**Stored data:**
┄┄┄┄┄┄┄┄┄┄┄┄┄┄┄┄┄┄┄┄

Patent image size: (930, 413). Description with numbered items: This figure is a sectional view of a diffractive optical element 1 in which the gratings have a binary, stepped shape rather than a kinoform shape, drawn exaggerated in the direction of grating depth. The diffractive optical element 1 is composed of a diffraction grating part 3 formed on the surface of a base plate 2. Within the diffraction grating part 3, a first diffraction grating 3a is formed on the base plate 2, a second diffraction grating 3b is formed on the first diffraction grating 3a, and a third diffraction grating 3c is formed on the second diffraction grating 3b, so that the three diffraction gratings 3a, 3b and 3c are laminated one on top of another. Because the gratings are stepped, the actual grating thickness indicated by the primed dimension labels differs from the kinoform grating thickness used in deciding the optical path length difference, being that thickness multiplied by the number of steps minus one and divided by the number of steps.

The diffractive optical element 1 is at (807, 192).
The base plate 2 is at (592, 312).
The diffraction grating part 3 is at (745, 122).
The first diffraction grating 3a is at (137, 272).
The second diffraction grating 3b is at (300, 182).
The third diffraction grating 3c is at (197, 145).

┄┄┄┄┄┄┄┄┄┄┄┄┄┄┄┄┄┄┄┄

**PROBLEM DESCRIPTION:**
Copy these items word for word.

**SOLUTION FOR THIS EXERCISE:**
Patent image size: (930, 413). Description with numbered items: This figure is a sectional view of a diffractive optical element 1 in which the gratings have a binary, stepped shape rather than a kinoform shape, drawn exaggerated in the direction of grating depth. The diffractive optical element 1 is composed of a diffraction grating part 3 formed on the surface of a base plate 2. Within the diffraction grating part 3, a first diffraction grating 3a is formed on the base plate 2, a second diffraction grating 3b is formed on the first diffraction grating 3a, and a third diffraction grating 3c is formed on the second diffraction grating 3b, so that the three diffraction gratings 3a, 3b and 3c are laminated one on top of another. Because the gratings are stepped, the actual grating thickness indicated by the primed dimension labels differs from the kinoform grating thickness used in deciding the optical path length difference, being that thickness multiplied by the number of steps minus one and divided by the number of steps.

The diffractive optical element 1 is at (807, 192).
The base plate 2 is at (592, 312).
The diffraction grating part 3 is at (745, 122).
The first diffraction grating 3a is at (137, 272).
The second diffraction grating 3b is at (300, 182).
The third diffraction grating 3c is at (197, 145).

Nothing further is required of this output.